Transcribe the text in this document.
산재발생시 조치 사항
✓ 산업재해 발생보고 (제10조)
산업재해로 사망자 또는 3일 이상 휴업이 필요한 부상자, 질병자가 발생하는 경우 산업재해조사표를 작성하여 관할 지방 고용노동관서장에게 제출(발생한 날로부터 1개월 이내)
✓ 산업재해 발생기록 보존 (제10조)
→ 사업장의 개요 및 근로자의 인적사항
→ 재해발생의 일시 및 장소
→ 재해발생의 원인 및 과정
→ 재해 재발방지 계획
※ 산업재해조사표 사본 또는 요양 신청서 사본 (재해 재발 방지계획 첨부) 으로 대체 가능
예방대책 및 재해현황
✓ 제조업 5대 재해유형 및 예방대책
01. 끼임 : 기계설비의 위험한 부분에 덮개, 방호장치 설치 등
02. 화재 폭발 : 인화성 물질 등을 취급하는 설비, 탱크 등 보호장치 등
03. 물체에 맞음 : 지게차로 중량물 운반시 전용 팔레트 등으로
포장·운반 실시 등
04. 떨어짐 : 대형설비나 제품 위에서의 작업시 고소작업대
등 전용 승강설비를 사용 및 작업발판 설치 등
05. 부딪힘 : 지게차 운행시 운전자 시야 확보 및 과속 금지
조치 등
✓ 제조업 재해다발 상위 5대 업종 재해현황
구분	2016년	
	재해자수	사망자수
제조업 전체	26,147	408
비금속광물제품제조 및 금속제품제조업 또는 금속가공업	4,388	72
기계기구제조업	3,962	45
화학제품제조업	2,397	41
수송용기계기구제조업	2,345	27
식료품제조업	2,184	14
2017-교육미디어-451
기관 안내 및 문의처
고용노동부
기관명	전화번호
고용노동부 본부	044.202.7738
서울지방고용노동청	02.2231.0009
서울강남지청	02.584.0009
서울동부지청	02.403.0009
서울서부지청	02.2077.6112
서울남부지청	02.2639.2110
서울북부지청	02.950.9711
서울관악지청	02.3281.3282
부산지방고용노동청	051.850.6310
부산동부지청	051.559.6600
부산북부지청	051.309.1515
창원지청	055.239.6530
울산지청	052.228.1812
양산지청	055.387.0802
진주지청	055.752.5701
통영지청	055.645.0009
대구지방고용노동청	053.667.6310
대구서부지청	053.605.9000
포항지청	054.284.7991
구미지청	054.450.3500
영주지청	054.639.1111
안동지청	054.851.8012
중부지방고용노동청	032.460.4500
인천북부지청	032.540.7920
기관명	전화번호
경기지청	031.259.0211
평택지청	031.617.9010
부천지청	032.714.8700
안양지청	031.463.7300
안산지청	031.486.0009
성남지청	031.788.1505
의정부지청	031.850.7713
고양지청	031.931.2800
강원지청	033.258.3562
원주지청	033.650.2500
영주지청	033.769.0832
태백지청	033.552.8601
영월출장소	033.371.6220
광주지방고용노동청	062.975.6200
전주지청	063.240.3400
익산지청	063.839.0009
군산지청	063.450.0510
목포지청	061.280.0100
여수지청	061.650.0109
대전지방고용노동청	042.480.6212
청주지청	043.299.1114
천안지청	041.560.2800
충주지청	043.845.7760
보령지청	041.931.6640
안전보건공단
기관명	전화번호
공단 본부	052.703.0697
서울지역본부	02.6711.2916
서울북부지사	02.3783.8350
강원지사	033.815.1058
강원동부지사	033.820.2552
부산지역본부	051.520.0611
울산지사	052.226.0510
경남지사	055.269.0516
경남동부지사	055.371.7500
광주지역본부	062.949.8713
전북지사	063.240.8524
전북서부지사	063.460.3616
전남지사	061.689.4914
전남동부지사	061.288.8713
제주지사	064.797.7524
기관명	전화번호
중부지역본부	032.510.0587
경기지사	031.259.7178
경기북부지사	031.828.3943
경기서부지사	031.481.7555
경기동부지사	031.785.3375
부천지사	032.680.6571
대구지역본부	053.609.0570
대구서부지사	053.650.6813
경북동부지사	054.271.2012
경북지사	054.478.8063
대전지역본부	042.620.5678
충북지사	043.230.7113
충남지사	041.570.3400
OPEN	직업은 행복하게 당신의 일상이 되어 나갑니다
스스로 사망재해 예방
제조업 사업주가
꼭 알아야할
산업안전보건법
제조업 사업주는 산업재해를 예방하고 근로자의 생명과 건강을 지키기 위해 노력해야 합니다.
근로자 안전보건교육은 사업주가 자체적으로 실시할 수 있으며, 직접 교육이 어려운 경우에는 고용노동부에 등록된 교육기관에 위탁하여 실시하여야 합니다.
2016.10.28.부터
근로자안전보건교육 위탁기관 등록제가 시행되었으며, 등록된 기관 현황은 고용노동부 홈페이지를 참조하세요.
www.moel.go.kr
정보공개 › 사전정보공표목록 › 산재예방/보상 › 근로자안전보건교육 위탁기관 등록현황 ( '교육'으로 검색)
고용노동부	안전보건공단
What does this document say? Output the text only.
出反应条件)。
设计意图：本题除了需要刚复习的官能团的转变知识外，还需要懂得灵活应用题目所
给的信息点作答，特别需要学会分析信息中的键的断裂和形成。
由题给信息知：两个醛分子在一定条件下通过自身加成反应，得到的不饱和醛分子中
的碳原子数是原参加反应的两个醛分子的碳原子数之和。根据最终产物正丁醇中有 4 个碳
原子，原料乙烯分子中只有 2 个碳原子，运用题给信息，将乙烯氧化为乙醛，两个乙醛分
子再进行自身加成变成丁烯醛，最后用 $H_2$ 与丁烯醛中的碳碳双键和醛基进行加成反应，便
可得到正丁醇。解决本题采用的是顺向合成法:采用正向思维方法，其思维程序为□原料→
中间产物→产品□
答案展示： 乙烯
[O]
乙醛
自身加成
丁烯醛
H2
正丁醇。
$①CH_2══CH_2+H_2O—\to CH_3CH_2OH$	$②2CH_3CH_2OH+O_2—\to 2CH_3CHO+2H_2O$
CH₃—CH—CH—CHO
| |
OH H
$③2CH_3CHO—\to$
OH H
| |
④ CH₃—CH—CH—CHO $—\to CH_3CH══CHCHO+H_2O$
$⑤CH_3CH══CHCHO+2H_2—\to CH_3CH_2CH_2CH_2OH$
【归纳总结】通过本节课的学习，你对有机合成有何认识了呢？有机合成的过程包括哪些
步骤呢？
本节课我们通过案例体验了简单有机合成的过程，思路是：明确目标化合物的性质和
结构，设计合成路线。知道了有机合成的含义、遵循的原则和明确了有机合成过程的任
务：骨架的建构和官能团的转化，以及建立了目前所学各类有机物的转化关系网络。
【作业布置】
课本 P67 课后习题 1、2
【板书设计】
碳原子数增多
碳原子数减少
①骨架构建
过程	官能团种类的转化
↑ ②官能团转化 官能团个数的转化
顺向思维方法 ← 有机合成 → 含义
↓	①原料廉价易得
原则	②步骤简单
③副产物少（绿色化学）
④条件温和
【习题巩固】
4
=====
Work required = Repeat exactly, and only, the lines from the one containing "What does this" through the end of the material.

Answer in full =
What does this document say? Output the text only.
出反应条件)。
设计意图：本题除了需要刚复习的官能团的转变知识外，还需要懂得灵活应用题目所
给的信息点作答，特别需要学会分析信息中的键的断裂和形成。
由题给信息知：两个醛分子在一定条件下通过自身加成反应，得到的不饱和醛分子中
的碳原子数是原参加反应的两个醛分子的碳原子数之和。根据最终产物正丁醇中有 4 个碳
原子，原料乙烯分子中只有 2 个碳原子，运用题给信息，将乙烯氧化为乙醛，两个乙醛分
子再进行自身加成变成丁烯醛，最后用 $H_2$ 与丁烯醛中的碳碳双键和醛基进行加成反应，便
可得到正丁醇。解决本题采用的是顺向合成法:采用正向思维方法，其思维程序为□原料→
中间产物→产品□
答案展示： 乙烯
[O]
乙醛
自身加成
丁烯醛
H2
正丁醇。
$①CH_2══CH_2+H_2O—\to CH_3CH_2OH$	$②2CH_3CH_2OH+O_2—\to 2CH_3CHO+2H_2O$
CH₃—CH—CH—CHO
| |
OH H
$③2CH_3CHO—\to$
OH H
| |
④ CH₃—CH—CH—CHO $—\to CH_3CH══CHCHO+H_2O$
$⑤CH_3CH══CHCHO+2H_2—\to CH_3CH_2CH_2CH_2OH$
【归纳总结】通过本节课的学习，你对有机合成有何认识了呢？有机合成的过程包括哪些
步骤呢？
本节课我们通过案例体验了简单有机合成的过程，思路是：明确目标化合物的性质和
结构，设计合成路线。知道了有机合成的含义、遵循的原则和明确了有机合成过程的任
务：骨架的建构和官能团的转化，以及建立了目前所学各类有机物的转化关系网络。
【作业布置】
课本 P67 课后习题 1、2
【板书设计】
碳原子数增多
碳原子数减少
①骨架构建
过程	官能团种类的转化
↑ ②官能团转化 官能团个数的转化
顺向思维方法 ← 有机合成 → 含义
↓	①原料廉价易得
原则	②步骤简单
③副产物少（绿色化学）
④条件温和
【习题巩固】
4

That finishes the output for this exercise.